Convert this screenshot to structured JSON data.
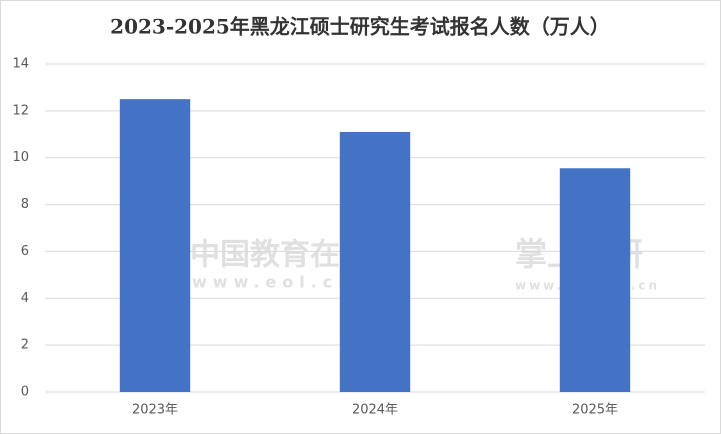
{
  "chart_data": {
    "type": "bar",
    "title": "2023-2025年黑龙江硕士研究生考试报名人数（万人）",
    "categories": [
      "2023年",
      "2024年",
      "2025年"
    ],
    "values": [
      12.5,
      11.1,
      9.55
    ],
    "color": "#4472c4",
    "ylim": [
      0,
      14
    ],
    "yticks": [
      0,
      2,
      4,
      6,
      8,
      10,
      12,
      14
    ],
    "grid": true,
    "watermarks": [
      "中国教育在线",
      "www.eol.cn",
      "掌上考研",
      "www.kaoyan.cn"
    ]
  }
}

[Problem statement]
Copy every record character for character. Skip the pictures.

[Output below]
Convert this screenshot to structured JSON data.
{
  "chart_data": {
    "type": "bar",
    "title": "2023-2025年黑龙江硕士研究生考试报名人数（万人）",
    "categories": [
      "2023年",
      "2024年",
      "2025年"
    ],
    "values": [
      12.5,
      11.1,
      9.55
    ],
    "color": "#4472c4",
    "ylim": [
      0,
      14
    ],
    "yticks": [
      0,
      2,
      4,
      6,
      8,
      10,
      12,
      14
    ],
    "grid": true,
    "watermarks": [
      "中国教育在线",
      "www.eol.cn",
      "掌上考研",
      "www.kaoyan.cn"
    ]
  }
}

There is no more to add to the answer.